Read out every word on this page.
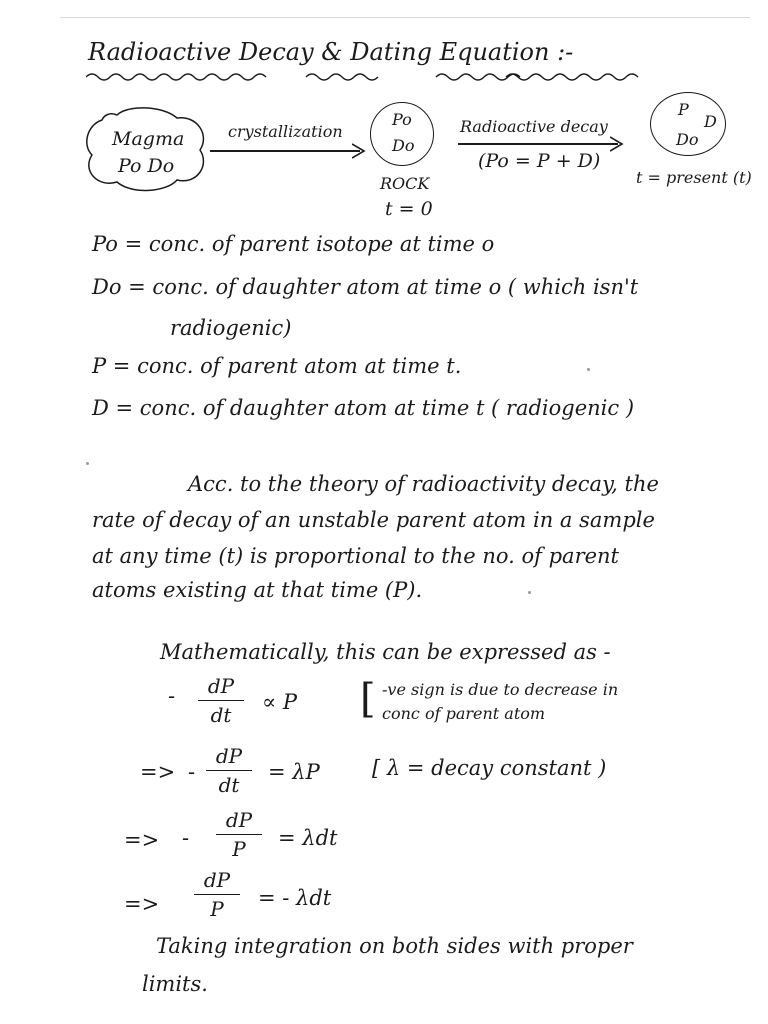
Radioactive Decay & Dating Equation :-
Magma
Po Do
crystallization
Po
Do
ROCK
t = 0
Radioactive decay
(Po = P + D)
P
D
Do
t = present (t)
Po = conc. of parent isotope at time o
Do = conc. of daughter atom at time o ( which isn't
radiogenic)
P = conc. of parent atom at time t.
D = conc. of daughter atom at time t ( radiogenic )
Acc. to the theory of radioactivity decay, the
rate of decay of an unstable parent atom in a sample
at any time (t) is proportional to the no. of parent
atoms existing at that time (P).
Mathematically, this can be expressed as -
-	dP
dt
∝ P [ -ve sign is due to decrease in
conc of parent atom
=> -
dP
dt
= λP [ λ = decay constant )
=> -
dP
P	= λdt
=>
dP
P	= - λdt
Taking integration on both sides with proper
limits.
=-=-=-=-=
> [Written request]
Return every line in the listing that contains the word "this".

> [Expected output]
Read out every word on this page.
Mathematically, this can be expressed as -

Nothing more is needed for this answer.